## start INFORMATION GIVEN

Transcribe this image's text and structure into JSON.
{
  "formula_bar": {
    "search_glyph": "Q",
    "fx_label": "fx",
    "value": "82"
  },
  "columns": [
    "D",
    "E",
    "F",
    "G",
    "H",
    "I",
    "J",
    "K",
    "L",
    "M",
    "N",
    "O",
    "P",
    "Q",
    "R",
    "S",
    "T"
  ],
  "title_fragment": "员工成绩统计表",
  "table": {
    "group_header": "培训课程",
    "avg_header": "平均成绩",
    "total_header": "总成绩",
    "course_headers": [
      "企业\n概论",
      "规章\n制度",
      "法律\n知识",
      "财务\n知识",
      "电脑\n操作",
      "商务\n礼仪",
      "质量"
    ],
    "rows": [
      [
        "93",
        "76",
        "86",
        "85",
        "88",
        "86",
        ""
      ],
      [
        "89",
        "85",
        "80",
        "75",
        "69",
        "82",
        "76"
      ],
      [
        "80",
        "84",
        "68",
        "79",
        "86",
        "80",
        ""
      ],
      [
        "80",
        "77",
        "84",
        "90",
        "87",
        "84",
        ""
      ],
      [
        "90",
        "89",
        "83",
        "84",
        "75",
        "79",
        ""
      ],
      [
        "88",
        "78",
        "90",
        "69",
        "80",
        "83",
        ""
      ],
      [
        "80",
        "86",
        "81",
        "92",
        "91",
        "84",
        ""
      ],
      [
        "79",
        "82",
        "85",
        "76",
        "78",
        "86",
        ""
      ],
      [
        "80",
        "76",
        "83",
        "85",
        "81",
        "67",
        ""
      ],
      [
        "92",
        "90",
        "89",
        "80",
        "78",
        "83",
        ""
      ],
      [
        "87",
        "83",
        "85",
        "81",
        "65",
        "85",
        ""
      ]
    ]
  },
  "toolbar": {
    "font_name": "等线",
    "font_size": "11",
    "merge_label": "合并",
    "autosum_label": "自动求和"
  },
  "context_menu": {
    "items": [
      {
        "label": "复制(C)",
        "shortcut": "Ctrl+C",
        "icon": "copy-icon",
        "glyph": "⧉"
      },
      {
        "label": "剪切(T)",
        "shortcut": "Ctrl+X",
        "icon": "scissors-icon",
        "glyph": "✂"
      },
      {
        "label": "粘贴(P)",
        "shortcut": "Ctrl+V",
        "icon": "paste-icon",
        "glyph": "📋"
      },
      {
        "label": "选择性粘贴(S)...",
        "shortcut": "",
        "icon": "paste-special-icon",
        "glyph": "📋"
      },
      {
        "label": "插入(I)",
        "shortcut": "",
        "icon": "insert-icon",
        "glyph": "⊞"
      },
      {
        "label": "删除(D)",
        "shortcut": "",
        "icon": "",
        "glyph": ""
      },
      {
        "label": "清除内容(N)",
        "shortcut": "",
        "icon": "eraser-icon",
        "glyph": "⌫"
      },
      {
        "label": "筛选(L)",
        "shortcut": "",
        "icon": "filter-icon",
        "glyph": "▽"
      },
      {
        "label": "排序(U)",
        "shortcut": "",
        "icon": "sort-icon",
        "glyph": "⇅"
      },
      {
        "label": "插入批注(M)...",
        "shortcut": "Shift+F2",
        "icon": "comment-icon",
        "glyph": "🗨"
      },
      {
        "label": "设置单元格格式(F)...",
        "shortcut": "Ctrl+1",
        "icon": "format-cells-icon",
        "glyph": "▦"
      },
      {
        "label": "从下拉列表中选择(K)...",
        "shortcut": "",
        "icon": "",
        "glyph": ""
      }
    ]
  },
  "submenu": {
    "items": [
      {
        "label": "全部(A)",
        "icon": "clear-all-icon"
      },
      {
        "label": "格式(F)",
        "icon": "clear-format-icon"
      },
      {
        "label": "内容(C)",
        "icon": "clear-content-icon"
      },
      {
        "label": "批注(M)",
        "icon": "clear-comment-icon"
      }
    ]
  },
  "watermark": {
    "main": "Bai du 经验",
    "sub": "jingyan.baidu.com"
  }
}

## end INFORMATION GIVEN

» GOAL OF THE EXERCISE
Nothing in the data may differ; print all of it exactly as written.

» EXERCISE OUTPUT
Transcribe this image's text and structure into JSON.
{
  "formula_bar": {
    "search_glyph": "Q",
    "fx_label": "fx",
    "value": "82"
  },
  "columns": [
    "D",
    "E",
    "F",
    "G",
    "H",
    "I",
    "J",
    "K",
    "L",
    "M",
    "N",
    "O",
    "P",
    "Q",
    "R",
    "S",
    "T"
  ],
  "title_fragment": "员工成绩统计表",
  "table": {
    "group_header": "培训课程",
    "avg_header": "平均成绩",
    "total_header": "总成绩",
    "course_headers": [
      "企业\n概论",
      "规章\n制度",
      "法律\n知识",
      "财务\n知识",
      "电脑\n操作",
      "商务\n礼仪",
      "质量"
    ],
    "rows": [
      [
        "93",
        "76",
        "86",
        "85",
        "88",
        "86",
        ""
      ],
      [
        "89",
        "85",
        "80",
        "75",
        "69",
        "82",
        "76"
      ],
      [
        "80",
        "84",
        "68",
        "79",
        "86",
        "80",
        ""
      ],
      [
        "80",
        "77",
        "84",
        "90",
        "87",
        "84",
        ""
      ],
      [
        "90",
        "89",
        "83",
        "84",
        "75",
        "79",
        ""
      ],
      [
        "88",
        "78",
        "90",
        "69",
        "80",
        "83",
        ""
      ],
      [
        "80",
        "86",
        "81",
        "92",
        "91",
        "84",
        ""
      ],
      [
        "79",
        "82",
        "85",
        "76",
        "78",
        "86",
        ""
      ],
      [
        "80",
        "76",
        "83",
        "85",
        "81",
        "67",
        ""
      ],
      [
        "92",
        "90",
        "89",
        "80",
        "78",
        "83",
        ""
      ],
      [
        "87",
        "83",
        "85",
        "81",
        "65",
        "85",
        ""
      ]
    ]
  },
  "toolbar": {
    "font_name": "等线",
    "font_size": "11",
    "merge_label": "合并",
    "autosum_label": "自动求和"
  },
  "context_menu": {
    "items": [
      {
        "label": "复制(C)",
        "shortcut": "Ctrl+C",
        "icon": "copy-icon",
        "glyph": "⧉"
      },
      {
        "label": "剪切(T)",
        "shortcut": "Ctrl+X",
        "icon": "scissors-icon",
        "glyph": "✂"
      },
      {
        "label": "粘贴(P)",
        "shortcut": "Ctrl+V",
        "icon": "paste-icon",
        "glyph": "📋"
      },
      {
        "label": "选择性粘贴(S)...",
        "shortcut": "",
        "icon": "paste-special-icon",
        "glyph": "📋"
      },
      {
        "label": "插入(I)",
        "shortcut": "",
        "icon": "insert-icon",
        "glyph": "⊞"
      },
      {
        "label": "删除(D)",
        "shortcut": "",
        "icon": "",
        "glyph": ""
      },
      {
        "label": "清除内容(N)",
        "shortcut": "",
        "icon": "eraser-icon",
        "glyph": "⌫"
      },
      {
        "label": "筛选(L)",
        "shortcut": "",
        "icon": "filter-icon",
        "glyph": "▽"
      },
      {
        "label": "排序(U)",
        "shortcut": "",
        "icon": "sort-icon",
        "glyph": "⇅"
      },
      {
        "label": "插入批注(M)...",
        "shortcut": "Shift+F2",
        "icon": "comment-icon",
        "glyph": "🗨"
      },
      {
        "label": "设置单元格格式(F)...",
        "shortcut": "Ctrl+1",
        "icon": "format-cells-icon",
        "glyph": "▦"
      },
      {
        "label": "从下拉列表中选择(K)...",
        "shortcut": "",
        "icon": "",
        "glyph": ""
      }
    ]
  },
  "submenu": {
    "items": [
      {
        "label": "全部(A)",
        "icon": "clear-all-icon"
      },
      {
        "label": "格式(F)",
        "icon": "clear-format-icon"
      },
      {
        "label": "内容(C)",
        "icon": "clear-content-icon"
      },
      {
        "label": "批注(M)",
        "icon": "clear-comment-icon"
      }
    ]
  },
  "watermark": {
    "main": "Bai du 经验",
    "sub": "jingyan.baidu.com"
  }
}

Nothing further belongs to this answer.